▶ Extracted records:
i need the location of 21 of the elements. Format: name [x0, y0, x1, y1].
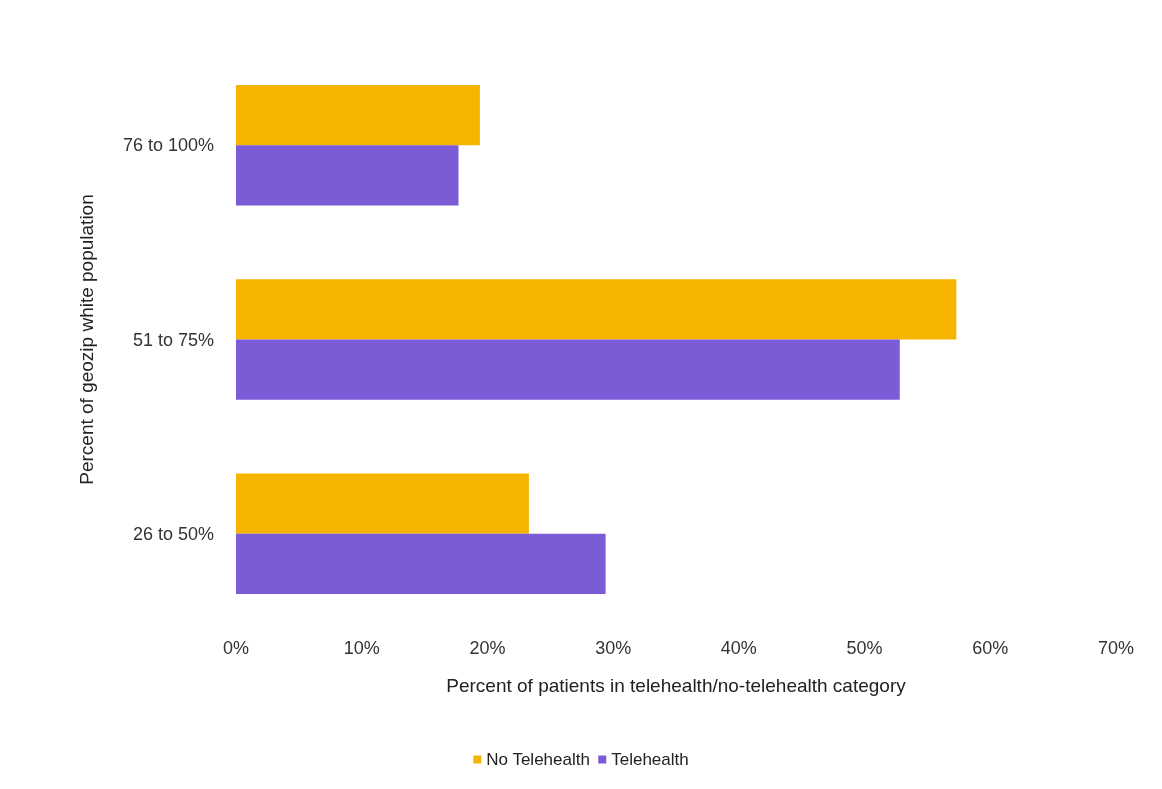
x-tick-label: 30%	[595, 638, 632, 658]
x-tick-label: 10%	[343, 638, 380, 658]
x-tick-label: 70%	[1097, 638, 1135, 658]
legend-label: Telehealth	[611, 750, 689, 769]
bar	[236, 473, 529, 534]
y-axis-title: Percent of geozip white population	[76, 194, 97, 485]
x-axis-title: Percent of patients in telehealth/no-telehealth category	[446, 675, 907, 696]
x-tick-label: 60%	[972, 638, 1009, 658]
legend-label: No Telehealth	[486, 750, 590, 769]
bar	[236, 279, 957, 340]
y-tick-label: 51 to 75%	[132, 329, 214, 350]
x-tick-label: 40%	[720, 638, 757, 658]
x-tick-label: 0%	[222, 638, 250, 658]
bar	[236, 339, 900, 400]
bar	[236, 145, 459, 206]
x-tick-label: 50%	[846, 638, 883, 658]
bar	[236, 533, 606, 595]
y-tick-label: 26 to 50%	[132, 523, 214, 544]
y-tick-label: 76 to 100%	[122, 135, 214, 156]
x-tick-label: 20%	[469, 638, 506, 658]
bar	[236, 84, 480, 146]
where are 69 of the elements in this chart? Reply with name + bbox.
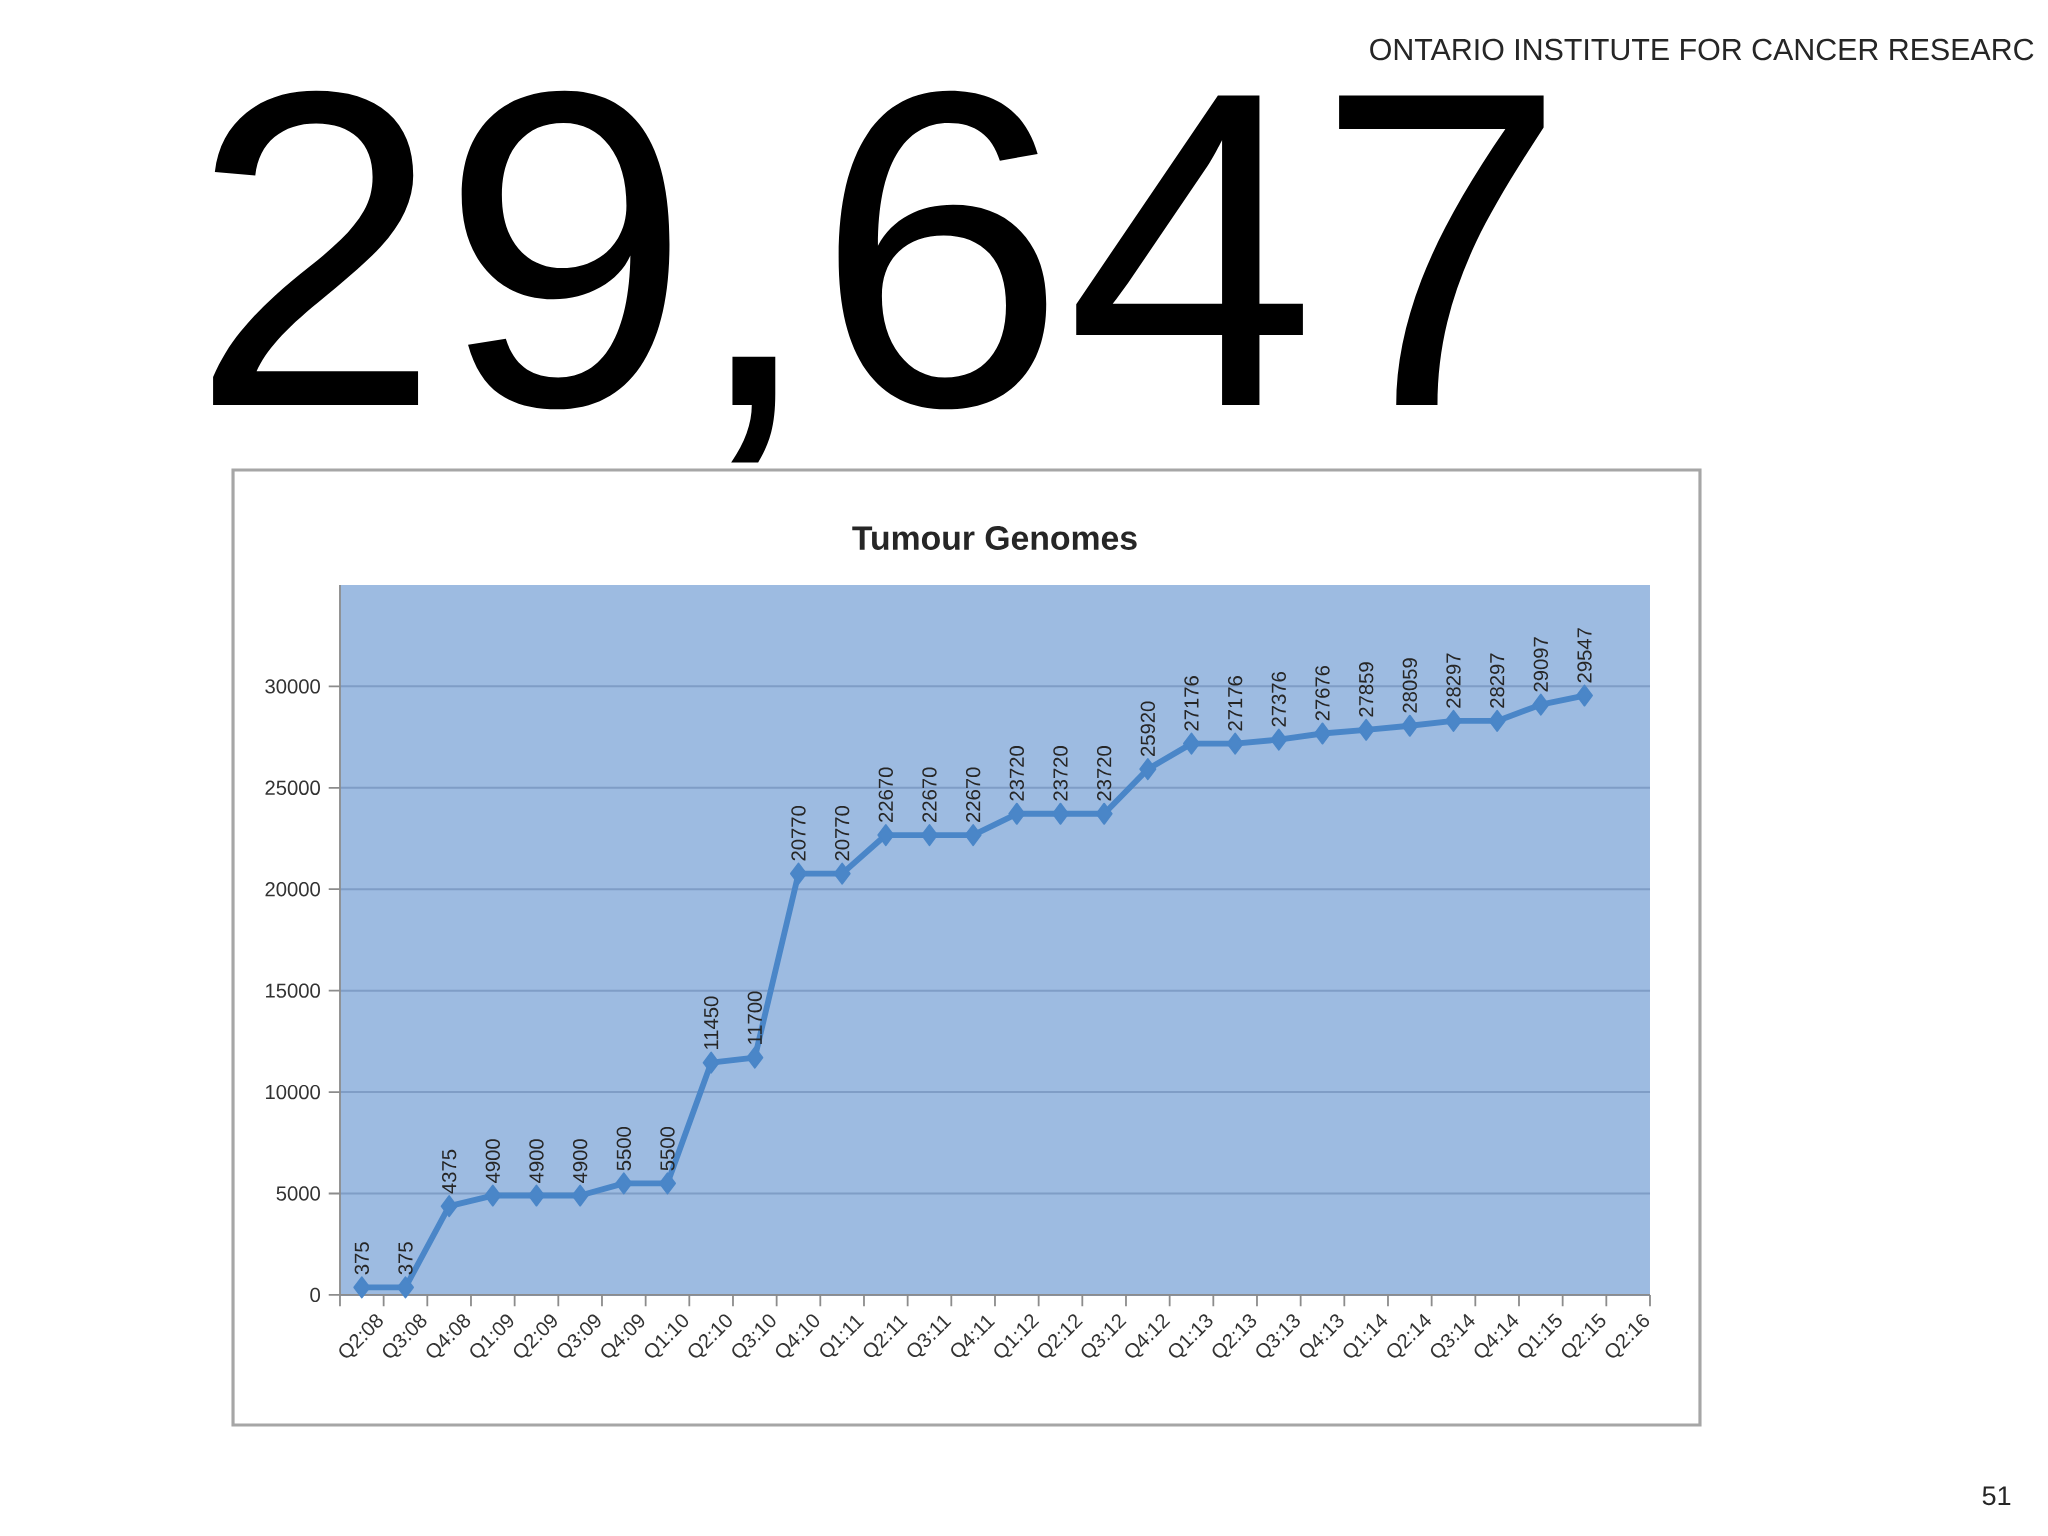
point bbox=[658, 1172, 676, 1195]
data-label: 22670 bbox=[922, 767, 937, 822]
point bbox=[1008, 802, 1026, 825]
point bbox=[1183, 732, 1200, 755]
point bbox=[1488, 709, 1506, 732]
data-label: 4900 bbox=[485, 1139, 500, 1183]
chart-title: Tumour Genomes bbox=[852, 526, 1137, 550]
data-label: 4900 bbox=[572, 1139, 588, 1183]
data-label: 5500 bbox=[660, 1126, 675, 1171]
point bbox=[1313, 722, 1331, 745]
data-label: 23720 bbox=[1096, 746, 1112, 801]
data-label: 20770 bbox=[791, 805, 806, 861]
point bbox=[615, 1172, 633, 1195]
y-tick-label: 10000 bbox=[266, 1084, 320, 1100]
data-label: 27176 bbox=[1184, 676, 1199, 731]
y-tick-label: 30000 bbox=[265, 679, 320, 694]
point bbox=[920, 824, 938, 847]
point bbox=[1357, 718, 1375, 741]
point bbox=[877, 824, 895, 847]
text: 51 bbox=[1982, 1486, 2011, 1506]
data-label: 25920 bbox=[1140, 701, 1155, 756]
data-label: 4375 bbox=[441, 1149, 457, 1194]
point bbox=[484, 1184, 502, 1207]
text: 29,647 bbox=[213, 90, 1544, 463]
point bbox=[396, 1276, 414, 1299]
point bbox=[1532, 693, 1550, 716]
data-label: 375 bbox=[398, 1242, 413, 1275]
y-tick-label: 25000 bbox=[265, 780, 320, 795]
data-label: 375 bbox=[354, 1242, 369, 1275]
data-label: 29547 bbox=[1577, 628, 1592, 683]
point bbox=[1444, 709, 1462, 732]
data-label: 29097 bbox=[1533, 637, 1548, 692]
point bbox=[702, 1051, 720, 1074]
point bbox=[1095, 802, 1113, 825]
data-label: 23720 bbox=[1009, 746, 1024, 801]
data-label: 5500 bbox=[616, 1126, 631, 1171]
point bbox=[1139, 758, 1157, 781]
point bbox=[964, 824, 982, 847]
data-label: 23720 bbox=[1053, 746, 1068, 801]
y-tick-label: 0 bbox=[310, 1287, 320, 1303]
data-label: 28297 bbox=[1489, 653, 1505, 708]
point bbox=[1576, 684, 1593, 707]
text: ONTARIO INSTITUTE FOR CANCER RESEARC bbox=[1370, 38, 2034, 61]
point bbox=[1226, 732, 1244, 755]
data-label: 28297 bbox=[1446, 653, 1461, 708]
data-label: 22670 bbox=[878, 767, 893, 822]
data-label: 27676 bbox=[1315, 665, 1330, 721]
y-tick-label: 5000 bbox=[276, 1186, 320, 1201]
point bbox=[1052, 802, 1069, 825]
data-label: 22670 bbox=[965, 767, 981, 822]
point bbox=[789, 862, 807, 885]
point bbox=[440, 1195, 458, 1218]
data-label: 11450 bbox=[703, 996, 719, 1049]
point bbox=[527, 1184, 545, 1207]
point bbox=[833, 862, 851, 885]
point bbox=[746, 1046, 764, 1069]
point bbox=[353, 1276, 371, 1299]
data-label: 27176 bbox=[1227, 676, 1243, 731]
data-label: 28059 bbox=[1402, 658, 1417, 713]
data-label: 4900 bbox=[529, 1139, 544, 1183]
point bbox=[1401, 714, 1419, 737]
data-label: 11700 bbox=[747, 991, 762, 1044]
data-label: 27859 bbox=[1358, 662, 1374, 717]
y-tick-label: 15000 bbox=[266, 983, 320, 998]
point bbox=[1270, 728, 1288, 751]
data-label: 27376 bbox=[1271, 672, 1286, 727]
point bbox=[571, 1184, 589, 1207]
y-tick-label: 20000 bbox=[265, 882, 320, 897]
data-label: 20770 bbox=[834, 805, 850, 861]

▶ Your instructions:
From the records above, copy every line that includes the word "axis".

▶ Response to the task:
y-axis-title: Percent of geozip white population	[76, 194, 97, 485]
x-axis-title: Percent of patients in telehealth/no-telehealth category	[446, 675, 907, 696]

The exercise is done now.